Each record must be retyped in full. No character may differ.

──────── Input for this task

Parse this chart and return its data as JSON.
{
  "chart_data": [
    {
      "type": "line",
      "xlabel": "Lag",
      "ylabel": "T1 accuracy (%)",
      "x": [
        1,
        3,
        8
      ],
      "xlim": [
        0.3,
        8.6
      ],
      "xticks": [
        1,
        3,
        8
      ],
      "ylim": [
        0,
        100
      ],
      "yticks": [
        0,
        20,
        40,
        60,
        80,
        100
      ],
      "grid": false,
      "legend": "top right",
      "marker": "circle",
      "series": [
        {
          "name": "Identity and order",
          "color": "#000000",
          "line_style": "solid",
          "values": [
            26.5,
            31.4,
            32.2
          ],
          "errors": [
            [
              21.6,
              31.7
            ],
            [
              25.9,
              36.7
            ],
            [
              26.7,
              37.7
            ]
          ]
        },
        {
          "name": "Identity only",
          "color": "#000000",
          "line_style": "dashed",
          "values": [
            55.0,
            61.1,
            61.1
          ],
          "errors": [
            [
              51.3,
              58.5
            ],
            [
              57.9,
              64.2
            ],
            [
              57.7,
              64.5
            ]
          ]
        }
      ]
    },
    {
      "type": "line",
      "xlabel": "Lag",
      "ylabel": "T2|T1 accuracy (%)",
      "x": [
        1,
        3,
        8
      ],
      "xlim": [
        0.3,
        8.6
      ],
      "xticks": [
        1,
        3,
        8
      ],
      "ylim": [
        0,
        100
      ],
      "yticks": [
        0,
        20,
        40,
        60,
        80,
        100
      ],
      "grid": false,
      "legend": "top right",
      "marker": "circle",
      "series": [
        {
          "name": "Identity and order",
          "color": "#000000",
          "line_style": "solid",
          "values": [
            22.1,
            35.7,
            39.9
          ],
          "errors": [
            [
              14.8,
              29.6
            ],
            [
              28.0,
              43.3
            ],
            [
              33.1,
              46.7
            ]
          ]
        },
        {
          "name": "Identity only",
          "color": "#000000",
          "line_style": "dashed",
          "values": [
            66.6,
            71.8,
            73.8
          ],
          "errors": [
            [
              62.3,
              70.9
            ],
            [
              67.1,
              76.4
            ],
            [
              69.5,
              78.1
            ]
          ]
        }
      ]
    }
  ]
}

────────────────

• Response to this exercise
Parse this chart and return its data as JSON.
{
  "chart_data": [
    {
      "type": "line",
      "xlabel": "Lag",
      "ylabel": "T1 accuracy (%)",
      "x": [
        1,
        3,
        8
      ],
      "xlim": [
        0.3,
        8.6
      ],
      "xticks": [
        1,
        3,
        8
      ],
      "ylim": [
        0,
        100
      ],
      "yticks": [
        0,
        20,
        40,
        60,
        80,
        100
      ],
      "grid": false,
      "legend": "top right",
      "marker": "circle",
      "series": [
        {
          "name": "Identity and order",
          "color": "#000000",
          "line_style": "solid",
          "values": [
            26.5,
            31.4,
            32.2
          ],
          "errors": [
            [
              21.6,
              31.7
            ],
            [
              25.9,
              36.7
            ],
            [
              26.7,
              37.7
            ]
          ]
        },
        {
          "name": "Identity only",
          "color": "#000000",
          "line_style": "dashed",
          "values": [
            55.0,
            61.1,
            61.1
          ],
          "errors": [
            [
              51.3,
              58.5
            ],
            [
              57.9,
              64.2
            ],
            [
              57.7,
              64.5
            ]
          ]
        }
      ]
    },
    {
      "type": "line",
      "xlabel": "Lag",
      "ylabel": "T2|T1 accuracy (%)",
      "x": [
        1,
        3,
        8
      ],
      "xlim": [
        0.3,
        8.6
      ],
      "xticks": [
        1,
        3,
        8
      ],
      "ylim": [
        0,
        100
      ],
      "yticks": [
        0,
        20,
        40,
        60,
        80,
        100
      ],
      "grid": false,
      "legend": "top right",
      "marker": "circle",
      "series": [
        {
          "name": "Identity and order",
          "color": "#000000",
          "line_style": "solid",
          "values": [
            22.1,
            35.7,
            39.9
          ],
          "errors": [
            [
              14.8,
              29.6
            ],
            [
              28.0,
              43.3
            ],
            [
              33.1,
              46.7
            ]
          ]
        },
        {
          "name": "Identity only",
          "color": "#000000",
          "line_style": "dashed",
          "values": [
            66.6,
            71.8,
            73.8
          ],
          "errors": [
            [
              62.3,
              70.9
            ],
            [
              67.1,
              76.4
            ],
            [
              69.5,
              78.1
            ]
          ]
        }
      ]
    }
  ]
}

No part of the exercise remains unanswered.